| Records for the exercise |
++++++

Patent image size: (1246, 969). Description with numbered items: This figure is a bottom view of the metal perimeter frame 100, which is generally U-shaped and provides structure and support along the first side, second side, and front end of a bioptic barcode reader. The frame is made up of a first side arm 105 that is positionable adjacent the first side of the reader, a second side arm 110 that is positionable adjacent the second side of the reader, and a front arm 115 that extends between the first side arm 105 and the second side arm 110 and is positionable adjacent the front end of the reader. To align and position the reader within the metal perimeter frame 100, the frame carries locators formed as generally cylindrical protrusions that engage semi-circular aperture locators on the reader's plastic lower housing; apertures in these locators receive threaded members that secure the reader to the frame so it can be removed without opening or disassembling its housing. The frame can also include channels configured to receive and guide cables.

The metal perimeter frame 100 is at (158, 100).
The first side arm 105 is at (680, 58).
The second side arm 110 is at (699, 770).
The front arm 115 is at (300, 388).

++++++

| Problem requirements |
Copy all of the lines above word for word, with nothing changed.

| Response |
Patent image size: (1246, 969). Description with numbered items: This figure is a bottom view of the metal perimeter frame 100, which is generally U-shaped and provides structure and support along the first side, second side, and front end of a bioptic barcode reader. The frame is made up of a first side arm 105 that is positionable adjacent the first side of the reader, a second side arm 110 that is positionable adjacent the second side of the reader, and a front arm 115 that extends between the first side arm 105 and the second side arm 110 and is positionable adjacent the front end of the reader. To align and position the reader within the metal perimeter frame 100, the frame carries locators formed as generally cylindrical protrusions that engage semi-circular aperture locators on the reader's plastic lower housing; apertures in these locators receive threaded members that secure the reader to the frame so it can be removed without opening or disassembling its housing. The frame can also include channels configured to receive and guide cables.

The metal perimeter frame 100 is at (158, 100).
The first side arm 105 is at (680, 58).
The second side arm 110 is at (699, 770).
The front arm 115 is at (300, 388).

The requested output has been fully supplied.